## GIVEN INFORMATION
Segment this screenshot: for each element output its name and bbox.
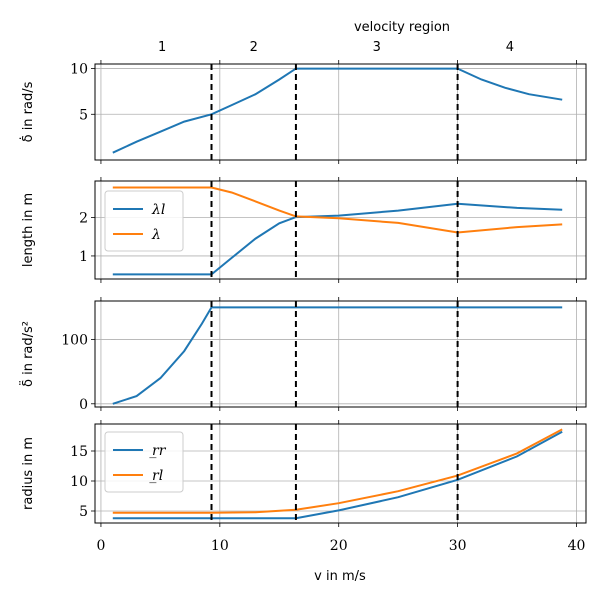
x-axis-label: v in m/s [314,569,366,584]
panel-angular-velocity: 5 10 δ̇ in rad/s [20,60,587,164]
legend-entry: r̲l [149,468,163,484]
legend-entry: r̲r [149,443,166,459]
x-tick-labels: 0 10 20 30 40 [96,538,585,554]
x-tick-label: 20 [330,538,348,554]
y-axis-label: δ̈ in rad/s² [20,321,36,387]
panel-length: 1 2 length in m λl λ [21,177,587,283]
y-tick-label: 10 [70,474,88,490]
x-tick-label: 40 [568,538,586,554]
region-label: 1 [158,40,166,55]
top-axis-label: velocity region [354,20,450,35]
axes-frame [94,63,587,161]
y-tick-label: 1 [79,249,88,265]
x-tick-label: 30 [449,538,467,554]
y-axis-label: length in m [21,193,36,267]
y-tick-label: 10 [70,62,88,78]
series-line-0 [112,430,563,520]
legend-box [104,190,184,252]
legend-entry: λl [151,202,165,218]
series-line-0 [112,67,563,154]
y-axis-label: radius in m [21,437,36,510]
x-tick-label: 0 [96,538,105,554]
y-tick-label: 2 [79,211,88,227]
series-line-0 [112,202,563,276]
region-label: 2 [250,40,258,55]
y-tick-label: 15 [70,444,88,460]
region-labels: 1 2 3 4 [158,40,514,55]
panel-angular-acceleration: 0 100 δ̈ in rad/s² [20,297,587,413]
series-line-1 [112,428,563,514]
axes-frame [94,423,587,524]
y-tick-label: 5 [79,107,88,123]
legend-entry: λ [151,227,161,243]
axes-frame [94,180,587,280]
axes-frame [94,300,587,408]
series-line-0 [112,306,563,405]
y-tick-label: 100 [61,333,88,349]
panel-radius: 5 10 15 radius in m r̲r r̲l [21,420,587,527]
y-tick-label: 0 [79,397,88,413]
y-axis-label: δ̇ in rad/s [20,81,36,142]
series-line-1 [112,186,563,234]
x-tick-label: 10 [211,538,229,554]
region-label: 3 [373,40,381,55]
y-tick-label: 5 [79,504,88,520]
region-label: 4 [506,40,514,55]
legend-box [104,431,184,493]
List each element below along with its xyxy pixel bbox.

## YOUR INSTRUCTIONS
Rewrite the listing above, replacing "radius in m" with "turn radius in m" wherever it appears and changing nothing else. Leave out the picture.

## TASK RESULT
Segment this screenshot: for each element output its name and bbox.
x-axis-label: v in m/s [314,569,366,584]
panel-angular-velocity: 5 10 δ̇ in rad/s [20,60,587,164]
legend-entry: r̲l [149,468,163,484]
legend-entry: r̲r [149,443,166,459]
x-tick-labels: 0 10 20 30 40 [96,538,585,554]
x-tick-label: 20 [330,538,348,554]
y-axis-label: δ̈ in rad/s² [20,321,36,387]
panel-length: 1 2 length in m λl λ [21,177,587,283]
y-tick-label: 10 [70,474,88,490]
x-tick-label: 40 [568,538,586,554]
region-label: 1 [158,40,166,55]
top-axis-label: velocity region [354,20,450,35]
axes-frame [94,63,587,161]
y-tick-label: 1 [79,249,88,265]
x-tick-label: 30 [449,538,467,554]
y-axis-label: length in m [21,193,36,267]
y-tick-label: 10 [70,62,88,78]
series-line-0 [112,430,563,520]
legend-box [104,190,184,252]
legend-entry: λl [151,202,165,218]
series-line-0 [112,67,563,154]
y-axis-label: turn radius in m [21,437,36,510]
x-tick-label: 0 [96,538,105,554]
y-tick-label: 2 [79,211,88,227]
series-line-0 [112,202,563,276]
region-label: 2 [250,40,258,55]
y-tick-label: 15 [70,444,88,460]
region-labels: 1 2 3 4 [158,40,514,55]
panel-angular-acceleration: 0 100 δ̈ in rad/s² [20,297,587,413]
series-line-1 [112,428,563,514]
axes-frame [94,423,587,524]
y-tick-label: 5 [79,107,88,123]
legend-entry: λ [151,227,161,243]
axes-frame [94,180,587,280]
axes-frame [94,300,587,408]
series-line-0 [112,306,563,405]
y-tick-label: 100 [61,333,88,349]
panel-radius: 5 10 15 turn radius in m r̲r r̲l [21,420,587,527]
y-tick-label: 0 [79,397,88,413]
y-axis-label: δ̇ in rad/s [20,81,36,142]
series-line-1 [112,186,563,234]
x-tick-label: 10 [211,538,229,554]
region-label: 3 [373,40,381,55]
y-tick-label: 5 [79,504,88,520]
region-label: 4 [506,40,514,55]
legend-box [104,431,184,493]
List each element below along with its xyxy pixel bbox.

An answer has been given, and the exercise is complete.